[Task statement]: How many lines of these entries hold the string "entre"? Reply with the number alone.

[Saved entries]
========

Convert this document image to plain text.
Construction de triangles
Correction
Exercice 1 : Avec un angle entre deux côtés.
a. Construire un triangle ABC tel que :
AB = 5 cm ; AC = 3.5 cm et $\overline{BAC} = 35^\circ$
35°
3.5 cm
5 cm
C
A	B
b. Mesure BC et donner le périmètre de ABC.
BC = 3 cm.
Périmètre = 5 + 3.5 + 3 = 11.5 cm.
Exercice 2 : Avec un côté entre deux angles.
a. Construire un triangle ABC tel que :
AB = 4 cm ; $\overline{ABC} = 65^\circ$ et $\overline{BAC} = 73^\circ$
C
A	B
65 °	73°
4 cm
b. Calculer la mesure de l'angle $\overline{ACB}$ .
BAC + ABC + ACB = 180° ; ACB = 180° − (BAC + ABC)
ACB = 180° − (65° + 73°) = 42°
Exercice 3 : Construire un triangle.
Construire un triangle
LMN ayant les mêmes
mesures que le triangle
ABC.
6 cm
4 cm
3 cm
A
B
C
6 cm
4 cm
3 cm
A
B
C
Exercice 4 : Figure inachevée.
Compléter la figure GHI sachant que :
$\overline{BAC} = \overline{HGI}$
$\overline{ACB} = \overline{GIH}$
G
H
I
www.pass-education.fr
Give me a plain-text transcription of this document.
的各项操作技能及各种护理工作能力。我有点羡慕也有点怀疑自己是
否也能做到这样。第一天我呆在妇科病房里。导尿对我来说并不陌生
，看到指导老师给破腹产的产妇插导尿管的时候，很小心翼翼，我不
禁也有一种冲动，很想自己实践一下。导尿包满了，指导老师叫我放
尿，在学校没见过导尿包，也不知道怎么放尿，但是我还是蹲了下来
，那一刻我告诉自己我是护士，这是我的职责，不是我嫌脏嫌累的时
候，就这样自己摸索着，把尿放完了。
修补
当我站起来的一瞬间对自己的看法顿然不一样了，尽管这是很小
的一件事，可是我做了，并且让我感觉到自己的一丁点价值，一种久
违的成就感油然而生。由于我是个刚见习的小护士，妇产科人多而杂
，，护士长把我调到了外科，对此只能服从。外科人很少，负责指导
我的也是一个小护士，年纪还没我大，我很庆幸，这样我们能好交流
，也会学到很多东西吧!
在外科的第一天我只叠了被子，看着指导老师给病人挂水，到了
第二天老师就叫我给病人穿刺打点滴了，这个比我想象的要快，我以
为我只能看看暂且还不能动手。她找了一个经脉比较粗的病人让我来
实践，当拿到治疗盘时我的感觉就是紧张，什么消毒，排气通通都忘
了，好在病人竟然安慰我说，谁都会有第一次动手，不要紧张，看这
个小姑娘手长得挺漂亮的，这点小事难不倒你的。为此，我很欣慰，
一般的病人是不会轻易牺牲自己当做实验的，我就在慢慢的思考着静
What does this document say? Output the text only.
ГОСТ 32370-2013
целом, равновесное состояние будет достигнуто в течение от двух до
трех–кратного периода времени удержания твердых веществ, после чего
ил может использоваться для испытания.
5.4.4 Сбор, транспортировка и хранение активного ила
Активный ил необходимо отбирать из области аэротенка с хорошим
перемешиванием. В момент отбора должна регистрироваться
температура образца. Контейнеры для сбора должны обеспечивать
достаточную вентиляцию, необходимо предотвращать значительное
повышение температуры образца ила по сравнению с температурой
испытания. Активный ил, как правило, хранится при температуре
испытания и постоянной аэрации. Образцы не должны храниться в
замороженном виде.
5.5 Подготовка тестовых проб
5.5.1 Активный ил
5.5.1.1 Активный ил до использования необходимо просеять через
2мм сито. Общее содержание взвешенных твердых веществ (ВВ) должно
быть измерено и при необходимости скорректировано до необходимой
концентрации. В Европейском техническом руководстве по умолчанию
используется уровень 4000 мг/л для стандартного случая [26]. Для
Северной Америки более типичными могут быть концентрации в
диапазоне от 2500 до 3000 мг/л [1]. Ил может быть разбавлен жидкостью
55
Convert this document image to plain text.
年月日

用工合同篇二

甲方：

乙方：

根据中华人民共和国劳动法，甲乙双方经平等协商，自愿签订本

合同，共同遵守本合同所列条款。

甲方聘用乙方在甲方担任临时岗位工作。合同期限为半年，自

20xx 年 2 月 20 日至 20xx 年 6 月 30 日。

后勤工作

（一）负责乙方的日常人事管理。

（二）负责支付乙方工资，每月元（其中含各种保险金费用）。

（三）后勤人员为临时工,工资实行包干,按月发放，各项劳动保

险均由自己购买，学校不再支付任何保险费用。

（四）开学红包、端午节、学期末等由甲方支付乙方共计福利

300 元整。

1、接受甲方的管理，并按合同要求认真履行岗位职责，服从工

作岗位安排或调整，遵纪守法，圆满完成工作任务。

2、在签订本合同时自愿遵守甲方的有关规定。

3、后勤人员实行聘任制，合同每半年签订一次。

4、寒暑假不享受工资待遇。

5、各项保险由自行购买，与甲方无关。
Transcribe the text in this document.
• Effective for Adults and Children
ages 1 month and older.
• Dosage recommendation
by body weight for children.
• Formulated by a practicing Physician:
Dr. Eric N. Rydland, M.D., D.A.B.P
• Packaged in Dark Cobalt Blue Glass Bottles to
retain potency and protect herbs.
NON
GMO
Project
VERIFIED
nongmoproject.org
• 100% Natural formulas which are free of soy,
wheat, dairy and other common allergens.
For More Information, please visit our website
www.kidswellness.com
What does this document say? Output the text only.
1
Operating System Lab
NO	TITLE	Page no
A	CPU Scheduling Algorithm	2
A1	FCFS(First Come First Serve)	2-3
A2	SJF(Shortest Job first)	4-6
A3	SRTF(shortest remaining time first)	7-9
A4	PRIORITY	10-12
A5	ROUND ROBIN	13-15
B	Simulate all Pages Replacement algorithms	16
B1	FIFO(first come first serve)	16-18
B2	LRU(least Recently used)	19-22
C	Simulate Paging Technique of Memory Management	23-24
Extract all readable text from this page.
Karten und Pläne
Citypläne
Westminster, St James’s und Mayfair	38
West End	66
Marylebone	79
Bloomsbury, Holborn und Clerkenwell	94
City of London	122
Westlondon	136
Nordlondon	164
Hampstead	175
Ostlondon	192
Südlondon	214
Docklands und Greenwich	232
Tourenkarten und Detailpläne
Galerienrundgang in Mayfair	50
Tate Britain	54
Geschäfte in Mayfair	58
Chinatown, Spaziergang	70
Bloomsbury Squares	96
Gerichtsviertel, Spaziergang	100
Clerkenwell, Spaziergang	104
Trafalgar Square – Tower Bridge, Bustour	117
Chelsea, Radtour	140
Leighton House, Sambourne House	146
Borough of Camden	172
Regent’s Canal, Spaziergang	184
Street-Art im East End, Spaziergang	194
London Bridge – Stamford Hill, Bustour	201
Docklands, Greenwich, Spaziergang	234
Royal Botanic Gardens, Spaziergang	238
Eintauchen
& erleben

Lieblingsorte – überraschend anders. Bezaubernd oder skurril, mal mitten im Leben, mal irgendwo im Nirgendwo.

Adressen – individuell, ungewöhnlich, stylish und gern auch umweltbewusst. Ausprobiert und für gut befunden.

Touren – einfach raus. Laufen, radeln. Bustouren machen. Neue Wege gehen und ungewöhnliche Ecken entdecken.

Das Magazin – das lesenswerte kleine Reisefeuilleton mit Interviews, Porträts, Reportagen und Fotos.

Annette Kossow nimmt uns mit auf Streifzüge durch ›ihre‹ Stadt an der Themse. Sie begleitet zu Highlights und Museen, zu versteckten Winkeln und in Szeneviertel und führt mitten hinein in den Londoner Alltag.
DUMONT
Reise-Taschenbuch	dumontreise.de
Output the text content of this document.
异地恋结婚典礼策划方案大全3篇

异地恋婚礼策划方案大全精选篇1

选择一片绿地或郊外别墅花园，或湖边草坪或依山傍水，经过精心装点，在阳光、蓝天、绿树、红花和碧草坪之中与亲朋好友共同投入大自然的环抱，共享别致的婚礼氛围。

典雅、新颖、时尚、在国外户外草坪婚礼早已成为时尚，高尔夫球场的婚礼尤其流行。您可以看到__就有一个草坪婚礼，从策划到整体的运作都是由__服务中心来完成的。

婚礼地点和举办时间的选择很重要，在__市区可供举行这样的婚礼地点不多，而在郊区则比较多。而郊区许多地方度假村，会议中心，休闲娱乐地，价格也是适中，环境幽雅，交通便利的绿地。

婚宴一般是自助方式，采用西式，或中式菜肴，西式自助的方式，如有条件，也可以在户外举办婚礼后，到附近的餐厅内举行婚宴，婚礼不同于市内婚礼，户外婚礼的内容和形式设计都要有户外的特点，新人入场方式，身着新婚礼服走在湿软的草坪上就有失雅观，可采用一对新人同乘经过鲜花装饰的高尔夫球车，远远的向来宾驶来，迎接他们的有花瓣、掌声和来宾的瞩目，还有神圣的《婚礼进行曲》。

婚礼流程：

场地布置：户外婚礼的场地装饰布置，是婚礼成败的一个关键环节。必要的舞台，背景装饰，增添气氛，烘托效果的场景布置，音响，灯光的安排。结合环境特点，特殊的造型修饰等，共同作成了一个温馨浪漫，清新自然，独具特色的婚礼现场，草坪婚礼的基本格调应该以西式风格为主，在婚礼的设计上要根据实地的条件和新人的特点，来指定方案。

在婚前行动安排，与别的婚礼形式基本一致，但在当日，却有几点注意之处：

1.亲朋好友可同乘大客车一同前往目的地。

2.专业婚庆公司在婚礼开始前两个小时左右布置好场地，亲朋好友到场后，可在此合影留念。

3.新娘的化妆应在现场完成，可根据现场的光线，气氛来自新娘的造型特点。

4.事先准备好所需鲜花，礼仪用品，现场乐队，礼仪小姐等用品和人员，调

========

[Reply to the exercise]: 2